- [Exercise instructions]:
Count the lines in the entries below that contain the string "modern", matching case exactly, and reply with only that number.

- [Task inputs]:
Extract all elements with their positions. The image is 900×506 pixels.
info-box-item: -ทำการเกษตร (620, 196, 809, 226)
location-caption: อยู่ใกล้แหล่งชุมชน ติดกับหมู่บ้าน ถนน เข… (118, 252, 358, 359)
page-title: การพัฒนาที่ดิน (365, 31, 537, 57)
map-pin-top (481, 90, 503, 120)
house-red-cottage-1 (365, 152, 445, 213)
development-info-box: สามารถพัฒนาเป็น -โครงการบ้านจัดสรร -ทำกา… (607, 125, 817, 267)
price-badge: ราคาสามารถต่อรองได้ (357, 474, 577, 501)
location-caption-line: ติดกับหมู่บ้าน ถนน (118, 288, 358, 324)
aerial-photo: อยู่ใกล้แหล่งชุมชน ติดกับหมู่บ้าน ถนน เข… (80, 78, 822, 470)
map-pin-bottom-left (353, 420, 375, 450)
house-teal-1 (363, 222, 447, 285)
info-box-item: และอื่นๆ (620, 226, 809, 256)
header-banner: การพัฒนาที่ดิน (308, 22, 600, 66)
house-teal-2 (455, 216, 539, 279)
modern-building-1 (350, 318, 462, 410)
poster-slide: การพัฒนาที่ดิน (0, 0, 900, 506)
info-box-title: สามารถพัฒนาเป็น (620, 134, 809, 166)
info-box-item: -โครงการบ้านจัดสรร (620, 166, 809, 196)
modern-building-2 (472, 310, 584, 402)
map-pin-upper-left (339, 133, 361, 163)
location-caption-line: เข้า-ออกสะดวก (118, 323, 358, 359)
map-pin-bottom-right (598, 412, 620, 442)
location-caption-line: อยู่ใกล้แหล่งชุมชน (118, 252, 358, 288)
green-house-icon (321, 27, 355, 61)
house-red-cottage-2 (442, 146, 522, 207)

- [Solution for this exercise]:
2